**Goal**:
Can you copy out the listing below line for line, with every character unchanged?
^^^^^^^^^^^^^^^^
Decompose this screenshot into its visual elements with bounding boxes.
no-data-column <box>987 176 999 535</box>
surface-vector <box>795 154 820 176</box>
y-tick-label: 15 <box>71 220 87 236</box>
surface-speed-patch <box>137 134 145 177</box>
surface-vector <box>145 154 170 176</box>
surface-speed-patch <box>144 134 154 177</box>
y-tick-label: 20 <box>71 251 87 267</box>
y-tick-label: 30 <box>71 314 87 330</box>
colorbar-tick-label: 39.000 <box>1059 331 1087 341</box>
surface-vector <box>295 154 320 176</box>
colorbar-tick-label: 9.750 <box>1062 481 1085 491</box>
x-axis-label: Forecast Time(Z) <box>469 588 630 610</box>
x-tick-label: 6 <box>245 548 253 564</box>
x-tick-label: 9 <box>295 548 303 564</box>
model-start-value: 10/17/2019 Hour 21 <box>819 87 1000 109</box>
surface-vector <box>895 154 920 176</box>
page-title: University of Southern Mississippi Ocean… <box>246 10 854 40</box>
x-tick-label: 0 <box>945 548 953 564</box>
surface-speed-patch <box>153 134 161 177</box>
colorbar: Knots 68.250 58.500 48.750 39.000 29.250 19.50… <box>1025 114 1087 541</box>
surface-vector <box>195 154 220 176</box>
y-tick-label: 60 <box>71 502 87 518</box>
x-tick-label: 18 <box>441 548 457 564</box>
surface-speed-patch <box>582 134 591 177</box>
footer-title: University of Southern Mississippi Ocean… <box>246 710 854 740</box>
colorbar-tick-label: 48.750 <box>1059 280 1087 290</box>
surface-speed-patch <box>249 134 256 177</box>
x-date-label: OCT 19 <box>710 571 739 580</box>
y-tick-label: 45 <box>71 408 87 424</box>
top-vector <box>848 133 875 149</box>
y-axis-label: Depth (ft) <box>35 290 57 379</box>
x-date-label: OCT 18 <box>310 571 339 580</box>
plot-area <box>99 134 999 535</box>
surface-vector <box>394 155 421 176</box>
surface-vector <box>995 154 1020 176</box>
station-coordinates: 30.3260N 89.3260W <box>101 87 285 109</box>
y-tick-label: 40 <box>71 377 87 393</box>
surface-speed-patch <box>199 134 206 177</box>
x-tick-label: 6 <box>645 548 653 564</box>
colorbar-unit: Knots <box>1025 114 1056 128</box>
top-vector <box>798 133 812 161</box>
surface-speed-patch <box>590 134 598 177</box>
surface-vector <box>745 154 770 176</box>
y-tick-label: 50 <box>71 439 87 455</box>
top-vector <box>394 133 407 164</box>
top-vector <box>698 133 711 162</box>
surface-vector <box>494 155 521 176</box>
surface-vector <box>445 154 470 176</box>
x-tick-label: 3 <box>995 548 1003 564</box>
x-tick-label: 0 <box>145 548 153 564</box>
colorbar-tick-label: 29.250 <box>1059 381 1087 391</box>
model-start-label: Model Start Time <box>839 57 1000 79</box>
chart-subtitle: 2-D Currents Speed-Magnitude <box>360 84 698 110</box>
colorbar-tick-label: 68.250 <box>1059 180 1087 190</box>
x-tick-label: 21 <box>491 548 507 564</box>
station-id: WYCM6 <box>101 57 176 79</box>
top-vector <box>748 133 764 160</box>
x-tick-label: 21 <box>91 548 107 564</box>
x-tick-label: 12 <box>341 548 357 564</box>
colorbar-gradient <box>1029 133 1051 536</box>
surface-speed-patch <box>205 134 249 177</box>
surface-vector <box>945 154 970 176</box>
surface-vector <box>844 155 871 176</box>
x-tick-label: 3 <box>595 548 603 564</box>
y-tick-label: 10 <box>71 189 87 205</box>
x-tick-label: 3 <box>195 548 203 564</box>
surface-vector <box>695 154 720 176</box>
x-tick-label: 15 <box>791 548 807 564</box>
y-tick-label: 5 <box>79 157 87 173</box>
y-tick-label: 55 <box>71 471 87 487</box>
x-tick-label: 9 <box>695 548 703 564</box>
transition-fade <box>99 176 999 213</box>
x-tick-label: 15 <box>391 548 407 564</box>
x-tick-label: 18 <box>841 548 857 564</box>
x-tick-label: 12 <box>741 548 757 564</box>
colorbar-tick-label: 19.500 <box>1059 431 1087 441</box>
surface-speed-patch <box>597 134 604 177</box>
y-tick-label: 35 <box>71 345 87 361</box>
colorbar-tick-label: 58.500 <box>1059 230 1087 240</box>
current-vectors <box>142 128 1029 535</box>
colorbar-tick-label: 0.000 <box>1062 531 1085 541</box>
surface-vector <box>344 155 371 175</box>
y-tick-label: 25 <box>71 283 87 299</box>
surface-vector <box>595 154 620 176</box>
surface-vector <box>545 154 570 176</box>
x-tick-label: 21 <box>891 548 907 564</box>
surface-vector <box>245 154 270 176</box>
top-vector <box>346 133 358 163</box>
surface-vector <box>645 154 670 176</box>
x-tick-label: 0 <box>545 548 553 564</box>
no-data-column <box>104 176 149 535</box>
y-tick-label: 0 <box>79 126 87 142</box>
^^^^^^^^^^^^^^^^
**Exercise response**:
Decompose this screenshot into its visual elements with bounding boxes.
no-data-column <box>987 176 999 535</box>
surface-vector <box>795 154 820 176</box>
y-tick-label: 15 <box>71 220 87 236</box>
surface-speed-patch <box>137 134 145 177</box>
surface-vector <box>145 154 170 176</box>
surface-speed-patch <box>144 134 154 177</box>
y-tick-label: 20 <box>71 251 87 267</box>
y-tick-label: 30 <box>71 314 87 330</box>
colorbar-tick-label: 39.000 <box>1059 331 1087 341</box>
surface-vector <box>295 154 320 176</box>
colorbar-tick-label: 9.750 <box>1062 481 1085 491</box>
x-axis-label: Forecast Time(Z) <box>469 588 630 610</box>
x-tick-label: 6 <box>245 548 253 564</box>
x-tick-label: 9 <box>295 548 303 564</box>
model-start-value: 10/17/2019 Hour 21 <box>819 87 1000 109</box>
surface-vector <box>895 154 920 176</box>
page-title: University of Southern Mississippi Ocean… <box>246 10 854 40</box>
x-tick-label: 0 <box>945 548 953 564</box>
surface-speed-patch <box>153 134 161 177</box>
colorbar: Knots 68.250 58.500 48.750 39.000 29.250 19.50… <box>1025 114 1087 541</box>
surface-vector <box>195 154 220 176</box>
y-tick-label: 60 <box>71 502 87 518</box>
x-tick-label: 18 <box>441 548 457 564</box>
surface-speed-patch <box>582 134 591 177</box>
footer-title: University of Southern Mississippi Ocean… <box>246 710 854 740</box>
colorbar-tick-label: 48.750 <box>1059 280 1087 290</box>
surface-speed-patch <box>249 134 256 177</box>
x-date-label: OCT 19 <box>710 571 739 580</box>
y-tick-label: 45 <box>71 408 87 424</box>
top-vector <box>848 133 875 149</box>
y-axis-label: Depth (ft) <box>35 290 57 379</box>
x-date-label: OCT 18 <box>310 571 339 580</box>
plot-area <box>99 134 999 535</box>
surface-vector <box>394 155 421 176</box>
surface-vector <box>995 154 1020 176</box>
station-coordinates: 30.3260N 89.3260W <box>101 87 285 109</box>
y-tick-label: 40 <box>71 377 87 393</box>
surface-speed-patch <box>199 134 206 177</box>
x-tick-label: 6 <box>645 548 653 564</box>
colorbar-unit: Knots <box>1025 114 1056 128</box>
top-vector <box>798 133 812 161</box>
surface-speed-patch <box>590 134 598 177</box>
surface-vector <box>745 154 770 176</box>
y-tick-label: 50 <box>71 439 87 455</box>
top-vector <box>394 133 407 164</box>
top-vector <box>698 133 711 162</box>
surface-vector <box>494 155 521 176</box>
surface-vector <box>445 154 470 176</box>
x-tick-label: 3 <box>995 548 1003 564</box>
x-tick-label: 0 <box>145 548 153 564</box>
colorbar-tick-label: 29.250 <box>1059 381 1087 391</box>
model-start-label: Model Start Time <box>839 57 1000 79</box>
chart-subtitle: 2-D Currents Speed-Magnitude <box>360 84 698 110</box>
colorbar-tick-label: 68.250 <box>1059 180 1087 190</box>
x-tick-label: 21 <box>491 548 507 564</box>
station-id: WYCM6 <box>101 57 176 79</box>
top-vector <box>748 133 764 160</box>
x-tick-label: 21 <box>91 548 107 564</box>
x-tick-label: 12 <box>341 548 357 564</box>
colorbar-gradient <box>1029 133 1051 536</box>
surface-speed-patch <box>205 134 249 177</box>
surface-vector <box>945 154 970 176</box>
surface-vector <box>844 155 871 176</box>
x-tick-label: 3 <box>595 548 603 564</box>
y-tick-label: 10 <box>71 189 87 205</box>
x-tick-label: 3 <box>195 548 203 564</box>
surface-vector <box>695 154 720 176</box>
x-tick-label: 15 <box>791 548 807 564</box>
y-tick-label: 5 <box>79 157 87 173</box>
y-tick-label: 55 <box>71 471 87 487</box>
x-tick-label: 9 <box>695 548 703 564</box>
transition-fade <box>99 176 999 213</box>
x-tick-label: 15 <box>391 548 407 564</box>
x-tick-label: 18 <box>841 548 857 564</box>
x-tick-label: 12 <box>741 548 757 564</box>
colorbar-tick-label: 19.500 <box>1059 431 1087 441</box>
surface-speed-patch <box>597 134 604 177</box>
y-tick-label: 35 <box>71 345 87 361</box>
colorbar-tick-label: 58.500 <box>1059 230 1087 240</box>
current-vectors <box>142 128 1029 535</box>
colorbar-tick-label: 0.000 <box>1062 531 1085 541</box>
surface-vector <box>344 155 371 175</box>
y-tick-label: 25 <box>71 283 87 299</box>
surface-vector <box>595 154 620 176</box>
surface-vector <box>545 154 570 176</box>
x-tick-label: 21 <box>891 548 907 564</box>
surface-vector <box>245 154 270 176</box>
top-vector <box>346 133 358 163</box>
surface-vector <box>645 154 670 176</box>
x-tick-label: 0 <box>545 548 553 564</box>
no-data-column <box>104 176 149 535</box>
y-tick-label: 0 <box>79 126 87 142</box>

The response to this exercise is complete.